* _What the exercise asks_
Pictures aside, repeat every entry exactly.

* _Recorded data_
++++++++++++++++++++

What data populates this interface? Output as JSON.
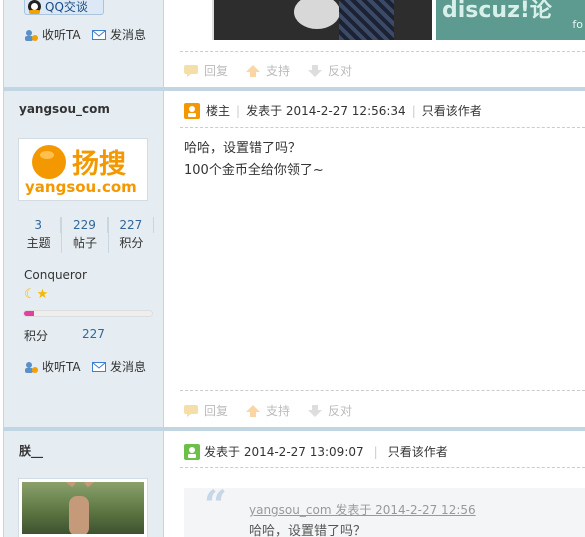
{
  "post_prev": {
    "qq_label": "QQ交谈",
    "follow_label": "收听TA",
    "message_label": "发消息",
    "image_text": "discuz!论",
    "image_text_small": "fo",
    "actions": {
      "reply": "回复",
      "support": "支持",
      "oppose": "反对"
    }
  },
  "post_op": {
    "username": "yangsou_com",
    "logo_text_cn": "扬搜",
    "logo_text_en_1": "yang",
    "logo_text_en_2": "sou",
    "logo_text_en_3": ".com",
    "stats": [
      {
        "value": "3",
        "label": "主题"
      },
      {
        "value": "229",
        "label": "帖子"
      },
      {
        "value": "227",
        "label": "积分"
      }
    ],
    "rank": "Conqueror",
    "points_label": "积分",
    "points_value": "227",
    "points_progress": 0.08,
    "follow_label": "收听TA",
    "message_label": "发消息",
    "badge": "楼主",
    "posted_at": "发表于 2014-2-27 12:56:34",
    "only_author": "只看该作者",
    "message_lines": [
      "哈哈，设置错了吗？",
      "100个金币全给你领了~"
    ],
    "actions": {
      "reply": "回复",
      "support": "支持",
      "oppose": "反对"
    }
  },
  "post_reply": {
    "username": "朕__",
    "posted_at": "发表于 2014-2-27 13:09:07",
    "only_author": "只看该作者",
    "quote_header": "yangsou_com 发表于 2014-2-27 12:56",
    "quote_text": "哈哈，设置错了吗？"
  },
  "colors": {
    "sidebar": "#e5edf2",
    "separator": "#c2d5e3",
    "accent_orange": "#f39800",
    "link_blue": "#336699",
    "progress": "#e040a0"
  }
}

++++++++++++++++++++

* _Worked answer_
What data populates this interface? Output as JSON.
{
  "post_prev": {
    "qq_label": "QQ交谈",
    "follow_label": "收听TA",
    "message_label": "发消息",
    "image_text": "discuz!论",
    "image_text_small": "fo",
    "actions": {
      "reply": "回复",
      "support": "支持",
      "oppose": "反对"
    }
  },
  "post_op": {
    "username": "yangsou_com",
    "logo_text_cn": "扬搜",
    "logo_text_en_1": "yang",
    "logo_text_en_2": "sou",
    "logo_text_en_3": ".com",
    "stats": [
      {
        "value": "3",
        "label": "主题"
      },
      {
        "value": "229",
        "label": "帖子"
      },
      {
        "value": "227",
        "label": "积分"
      }
    ],
    "rank": "Conqueror",
    "points_label": "积分",
    "points_value": "227",
    "points_progress": 0.08,
    "follow_label": "收听TA",
    "message_label": "发消息",
    "badge": "楼主",
    "posted_at": "发表于 2014-2-27 12:56:34",
    "only_author": "只看该作者",
    "message_lines": [
      "哈哈，设置错了吗？",
      "100个金币全给你领了~"
    ],
    "actions": {
      "reply": "回复",
      "support": "支持",
      "oppose": "反对"
    }
  },
  "post_reply": {
    "username": "朕__",
    "posted_at": "发表于 2014-2-27 13:09:07",
    "only_author": "只看该作者",
    "quote_header": "yangsou_com 发表于 2014-2-27 12:56",
    "quote_text": "哈哈，设置错了吗？"
  },
  "colors": {
    "sidebar": "#e5edf2",
    "separator": "#c2d5e3",
    "accent_orange": "#f39800",
    "link_blue": "#336699",
    "progress": "#e040a0"
  }
}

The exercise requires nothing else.